Reading text:

((

Choke: I felt very lucky to get tickets to this well-hyped premier. This is based on the book by the same guy who wrote Fight Club. This movie was original, clever and interesting all the way through (even though it was a bit too long). I know it just got bought so hopefully it will soon be in wide distribution.

The Soundtrack is also likely to be great for this movie, and it used a lot of very current music. Towards the end of the film there was a cool scene set to Radiohead’s Reckoner, and the closing credits were set to Rogue Wave’s Lake Michigan.

Clark Gregg and Chuck Palahniuk

The Q&A for this movie was also great. Chuck Palahniuk said his preference is to let the director do whatever he likes to interpret the book, and that his favorite parts while watching the movie (the first time he saw it was at Sundance ) were the ones that were new to him. He also told one of the actors (for the first time) that his character was based on St. Francis of Assisi. It was a funny moment, because you can tell the guy was thinking “it would have been nice to know that before I shot the movie.” Both Director and the Author seemed really sharp and really personable.

))

Element region lists:
((

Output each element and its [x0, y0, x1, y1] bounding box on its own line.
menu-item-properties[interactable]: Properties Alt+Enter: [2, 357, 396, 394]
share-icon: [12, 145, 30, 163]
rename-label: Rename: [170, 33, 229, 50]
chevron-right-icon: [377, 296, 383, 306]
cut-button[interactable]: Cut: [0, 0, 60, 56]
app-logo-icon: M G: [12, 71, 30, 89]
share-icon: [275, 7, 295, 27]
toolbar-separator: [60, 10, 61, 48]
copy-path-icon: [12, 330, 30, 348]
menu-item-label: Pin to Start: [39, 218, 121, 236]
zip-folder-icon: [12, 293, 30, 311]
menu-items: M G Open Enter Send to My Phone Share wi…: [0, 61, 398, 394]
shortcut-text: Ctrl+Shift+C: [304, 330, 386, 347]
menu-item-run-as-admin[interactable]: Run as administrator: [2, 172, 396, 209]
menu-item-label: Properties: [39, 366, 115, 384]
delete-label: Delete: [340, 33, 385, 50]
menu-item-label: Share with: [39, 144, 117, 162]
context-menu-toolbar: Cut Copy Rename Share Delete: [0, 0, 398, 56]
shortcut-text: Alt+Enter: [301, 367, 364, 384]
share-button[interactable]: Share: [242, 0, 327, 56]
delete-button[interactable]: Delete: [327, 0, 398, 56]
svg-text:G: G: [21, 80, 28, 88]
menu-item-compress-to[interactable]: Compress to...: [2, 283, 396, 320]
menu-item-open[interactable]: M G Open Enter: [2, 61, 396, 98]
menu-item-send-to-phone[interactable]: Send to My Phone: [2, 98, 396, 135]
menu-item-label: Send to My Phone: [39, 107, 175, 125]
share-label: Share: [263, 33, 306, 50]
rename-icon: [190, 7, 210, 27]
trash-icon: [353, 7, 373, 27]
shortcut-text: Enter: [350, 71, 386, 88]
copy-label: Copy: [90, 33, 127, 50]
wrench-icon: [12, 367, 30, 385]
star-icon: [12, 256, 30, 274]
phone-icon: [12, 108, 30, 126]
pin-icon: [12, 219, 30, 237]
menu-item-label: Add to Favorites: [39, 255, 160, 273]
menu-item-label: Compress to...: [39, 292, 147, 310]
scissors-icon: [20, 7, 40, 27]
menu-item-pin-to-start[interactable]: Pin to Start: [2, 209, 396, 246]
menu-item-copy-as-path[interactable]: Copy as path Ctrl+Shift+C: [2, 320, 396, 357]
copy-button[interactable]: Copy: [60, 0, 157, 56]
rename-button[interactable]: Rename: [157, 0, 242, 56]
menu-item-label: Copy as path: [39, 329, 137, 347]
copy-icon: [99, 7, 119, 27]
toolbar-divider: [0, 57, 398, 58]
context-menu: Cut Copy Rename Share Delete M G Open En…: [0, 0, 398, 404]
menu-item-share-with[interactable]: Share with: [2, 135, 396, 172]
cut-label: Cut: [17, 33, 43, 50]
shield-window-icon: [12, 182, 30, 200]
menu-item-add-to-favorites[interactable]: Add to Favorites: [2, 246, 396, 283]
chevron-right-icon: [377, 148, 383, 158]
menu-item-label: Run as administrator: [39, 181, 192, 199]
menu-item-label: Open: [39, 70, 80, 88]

))

Requests:
A. Condense the paragraph of the Choke review that begins "The Q&A for this movie was also great" into a short bulleted list that keeps its main facts.
B. Pick up the Choke review after its final sentence and keep writing in the same voice.

In response:
A.
- The Q&A for the movie was great.
- Chuck Palahniuk prefers to let the director interpret the book however he likes.
- His favorite parts of the movie were the ones that were new to him. He first saw it at Sundance.
- He told one actor, for the first time, that the actor's character was based on St. Francis of Assisi. It was a funny moment because the actor clearly wished he had known that before shooting.
- The director and the author both seemed sharp and personable.

B.
Sugar: This movie is by the same folks who did Half Nelson, which I found really well done. Sugar was great – it’s about a baseball player from the Dominican Republic who gets the opportunity to play in the US. The movie does a thoughtful job of depicting just what that experience is like, and all the little details of culture shock that the player goes through on his journey. Even though the movie’s pace is a little slow, I felt it was deliberately that way and I never lost interest. The main character winds up being amazingly likable. I highly recommend seeing this movie if you get a chance.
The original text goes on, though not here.